**JOB**:
Your reply should be a single number: how many lines contain the string "Cortex".

(A run of records)
┌──

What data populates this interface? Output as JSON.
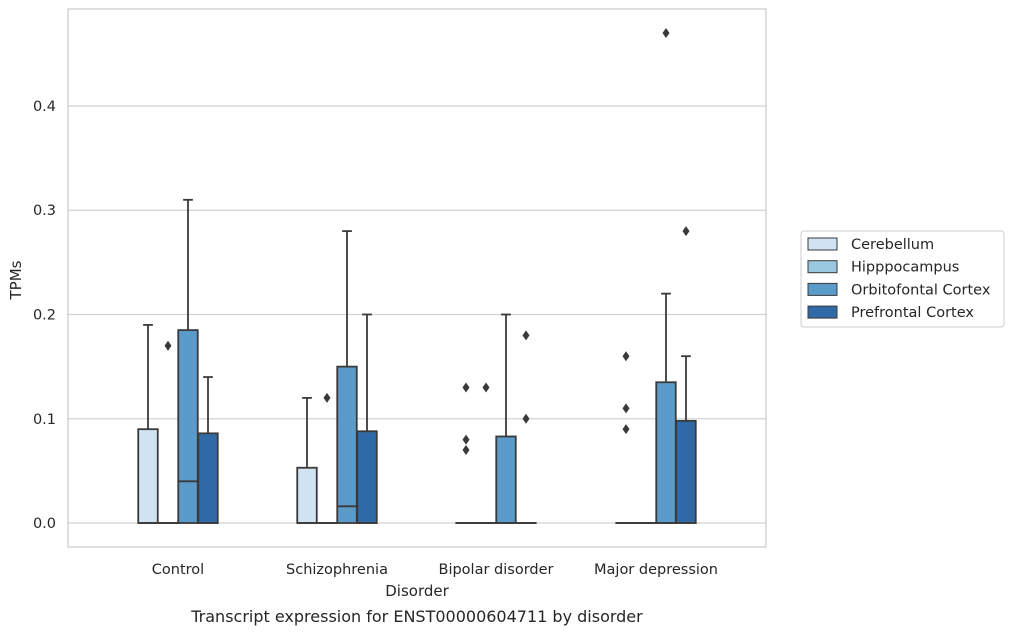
{
  "chart_data": {
    "type": "box",
    "caption": "Transcript expression for ENST00000604711 by disorder",
    "xlabel": "Disorder",
    "ylabel": "TPMs",
    "ylim": [
      -0.023,
      0.493
    ],
    "yticks": [
      0.0,
      0.1,
      0.2,
      0.3,
      0.4
    ],
    "ytick_labels": [
      "0.0",
      "0.1",
      "0.2",
      "0.3",
      "0.4"
    ],
    "grid": "horizontal",
    "legend_position": "right",
    "categories": [
      "Control",
      "Schizophrenia",
      "Bipolar disorder",
      "Major depression"
    ],
    "series": [
      {
        "name": "Cerebellum",
        "color": "#d1e2f2",
        "boxes": [
          {
            "q1": 0.0,
            "median": 0.0,
            "q3": 0.09,
            "whisker_low": 0.0,
            "whisker_high": 0.19,
            "outliers": []
          },
          {
            "q1": 0.0,
            "median": 0.0,
            "q3": 0.053,
            "whisker_low": 0.0,
            "whisker_high": 0.12,
            "outliers": []
          },
          {
            "q1": 0.0,
            "median": 0.0,
            "q3": 0.0,
            "whisker_low": 0.0,
            "whisker_high": 0.0,
            "outliers": [
              0.13,
              0.08,
              0.07
            ]
          },
          {
            "q1": 0.0,
            "median": 0.0,
            "q3": 0.0,
            "whisker_low": 0.0,
            "whisker_high": 0.0,
            "outliers": [
              0.16,
              0.11,
              0.09
            ]
          }
        ]
      },
      {
        "name": "Hipppocampus",
        "color": "#9ac8e0",
        "boxes": [
          {
            "q1": 0.0,
            "median": 0.0,
            "q3": 0.0,
            "whisker_low": 0.0,
            "whisker_high": 0.0,
            "outliers": [
              0.17
            ]
          },
          {
            "q1": 0.0,
            "median": 0.0,
            "q3": 0.0,
            "whisker_low": 0.0,
            "whisker_high": 0.0,
            "outliers": [
              0.12
            ]
          },
          {
            "q1": 0.0,
            "median": 0.0,
            "q3": 0.0,
            "whisker_low": 0.0,
            "whisker_high": 0.0,
            "outliers": [
              0.13
            ]
          },
          {
            "q1": 0.0,
            "median": 0.0,
            "q3": 0.0,
            "whisker_low": 0.0,
            "whisker_high": 0.0,
            "outliers": []
          }
        ]
      },
      {
        "name": "Orbitofontal Cortex",
        "color": "#5b9bc9",
        "boxes": [
          {
            "q1": 0.0,
            "median": 0.04,
            "q3": 0.185,
            "whisker_low": 0.0,
            "whisker_high": 0.31,
            "outliers": []
          },
          {
            "q1": 0.0,
            "median": 0.016,
            "q3": 0.15,
            "whisker_low": 0.0,
            "whisker_high": 0.28,
            "outliers": []
          },
          {
            "q1": 0.0,
            "median": 0.0,
            "q3": 0.083,
            "whisker_low": 0.0,
            "whisker_high": 0.2,
            "outliers": []
          },
          {
            "q1": 0.0,
            "median": 0.0,
            "q3": 0.135,
            "whisker_low": 0.0,
            "whisker_high": 0.22,
            "outliers": [
              0.47
            ]
          }
        ]
      },
      {
        "name": "Prefrontal Cortex",
        "color": "#2f6aa6",
        "boxes": [
          {
            "q1": 0.0,
            "median": 0.0,
            "q3": 0.086,
            "whisker_low": 0.0,
            "whisker_high": 0.14,
            "outliers": []
          },
          {
            "q1": 0.0,
            "median": 0.0,
            "q3": 0.088,
            "whisker_low": 0.0,
            "whisker_high": 0.2,
            "outliers": []
          },
          {
            "q1": 0.0,
            "median": 0.0,
            "q3": 0.0,
            "whisker_low": 0.0,
            "whisker_high": 0.0,
            "outliers": [
              0.18,
              0.1
            ]
          },
          {
            "q1": 0.0,
            "median": 0.0,
            "q3": 0.098,
            "whisker_low": 0.0,
            "whisker_high": 0.16,
            "outliers": [
              0.28
            ]
          }
        ]
      }
    ]
  }
}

└──

**EXPECTED ANSWER**:
2